— START OF Given entries —
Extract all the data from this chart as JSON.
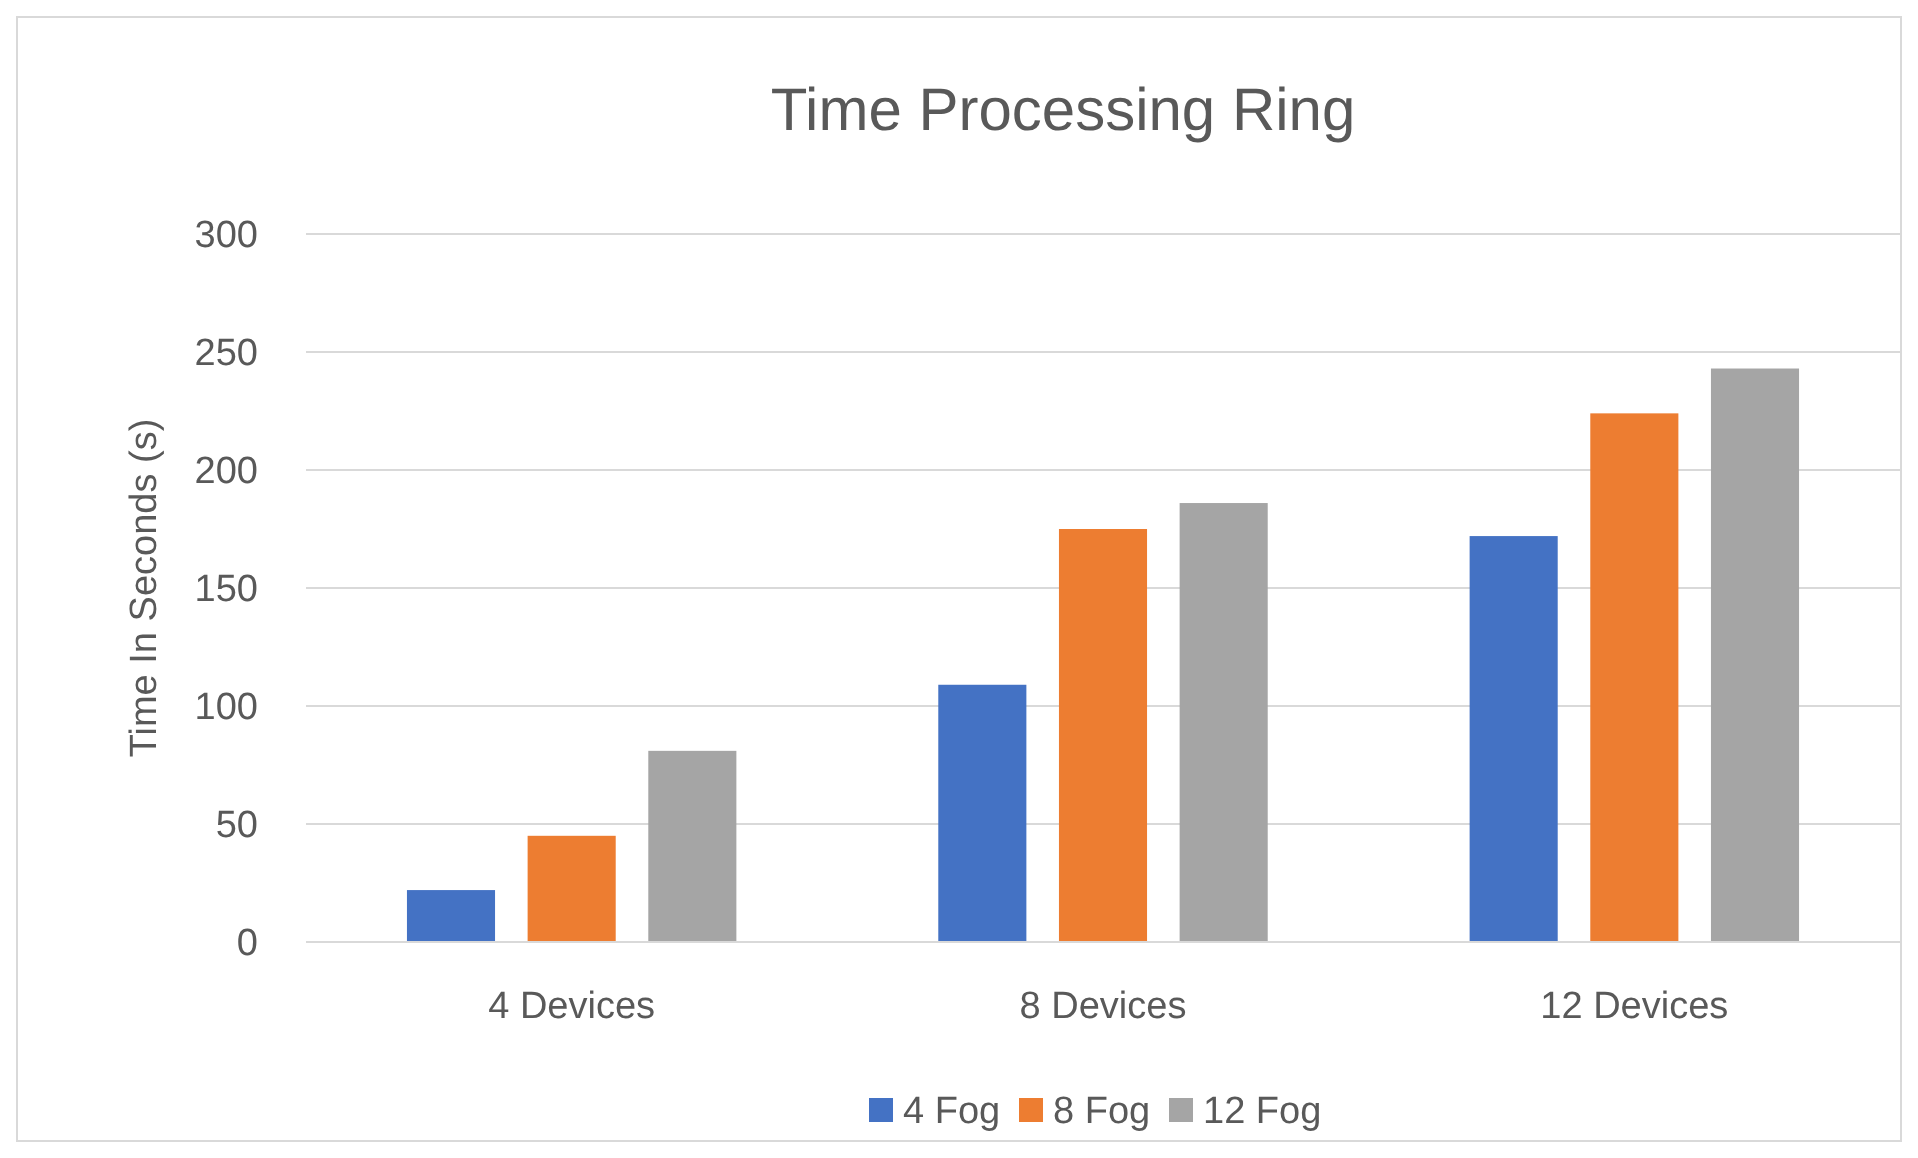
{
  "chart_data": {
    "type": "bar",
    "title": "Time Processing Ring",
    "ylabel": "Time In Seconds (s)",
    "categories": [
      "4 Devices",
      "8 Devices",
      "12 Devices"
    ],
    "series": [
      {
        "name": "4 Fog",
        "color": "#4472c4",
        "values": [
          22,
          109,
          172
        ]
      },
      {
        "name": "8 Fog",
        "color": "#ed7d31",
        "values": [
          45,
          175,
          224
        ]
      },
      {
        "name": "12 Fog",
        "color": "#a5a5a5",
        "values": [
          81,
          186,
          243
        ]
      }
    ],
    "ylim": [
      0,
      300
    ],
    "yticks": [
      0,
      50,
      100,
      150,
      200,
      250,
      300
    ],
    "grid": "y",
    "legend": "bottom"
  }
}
— END OF Given entries —
# [Exercise requirements]
Transcribe every record above exactly, leaving out the pictures.

# [Written solution]
Extract all the data from this chart as JSON.
{
  "chart_data": {
    "type": "bar",
    "title": "Time Processing Ring",
    "ylabel": "Time In Seconds (s)",
    "categories": [
      "4 Devices",
      "8 Devices",
      "12 Devices"
    ],
    "series": [
      {
        "name": "4 Fog",
        "color": "#4472c4",
        "values": [
          22,
          109,
          172
        ]
      },
      {
        "name": "8 Fog",
        "color": "#ed7d31",
        "values": [
          45,
          175,
          224
        ]
      },
      {
        "name": "12 Fog",
        "color": "#a5a5a5",
        "values": [
          81,
          186,
          243
        ]
      }
    ],
    "ylim": [
      0,
      300
    ],
    "yticks": [
      0,
      50,
      100,
      150,
      200,
      250,
      300
    ],
    "grid": "y",
    "legend": "bottom"
  }
}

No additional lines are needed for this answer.